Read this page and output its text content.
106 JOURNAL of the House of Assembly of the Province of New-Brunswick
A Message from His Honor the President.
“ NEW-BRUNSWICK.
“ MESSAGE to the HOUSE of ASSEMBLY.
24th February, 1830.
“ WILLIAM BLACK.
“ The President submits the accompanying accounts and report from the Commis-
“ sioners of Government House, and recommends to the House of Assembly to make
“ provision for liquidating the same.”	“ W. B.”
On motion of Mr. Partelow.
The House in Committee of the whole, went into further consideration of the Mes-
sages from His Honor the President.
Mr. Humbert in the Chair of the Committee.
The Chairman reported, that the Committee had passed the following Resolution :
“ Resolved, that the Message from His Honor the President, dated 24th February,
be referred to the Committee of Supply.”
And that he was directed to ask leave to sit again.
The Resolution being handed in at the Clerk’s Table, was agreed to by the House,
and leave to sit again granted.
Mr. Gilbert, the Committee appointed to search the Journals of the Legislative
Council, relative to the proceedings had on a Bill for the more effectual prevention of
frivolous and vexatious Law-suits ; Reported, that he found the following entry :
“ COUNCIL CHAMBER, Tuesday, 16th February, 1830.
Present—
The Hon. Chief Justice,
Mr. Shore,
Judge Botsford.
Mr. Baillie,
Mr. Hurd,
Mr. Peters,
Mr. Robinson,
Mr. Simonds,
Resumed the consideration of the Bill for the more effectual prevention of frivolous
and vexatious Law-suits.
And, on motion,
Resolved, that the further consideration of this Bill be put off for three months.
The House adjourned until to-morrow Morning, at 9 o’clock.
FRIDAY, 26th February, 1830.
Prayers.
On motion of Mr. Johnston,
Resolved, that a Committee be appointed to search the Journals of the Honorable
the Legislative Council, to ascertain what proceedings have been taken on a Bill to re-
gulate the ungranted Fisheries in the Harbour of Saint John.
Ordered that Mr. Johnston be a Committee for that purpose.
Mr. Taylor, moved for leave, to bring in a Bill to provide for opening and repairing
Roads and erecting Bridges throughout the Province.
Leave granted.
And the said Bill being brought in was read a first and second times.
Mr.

^^^^^^^^^^^^^^^^

▶ **Your objective**: In the entries above, identify every line with the string "again".

▶ **Reply**:
And that he was directed to ask leave to sit again.
and leave to sit again granted.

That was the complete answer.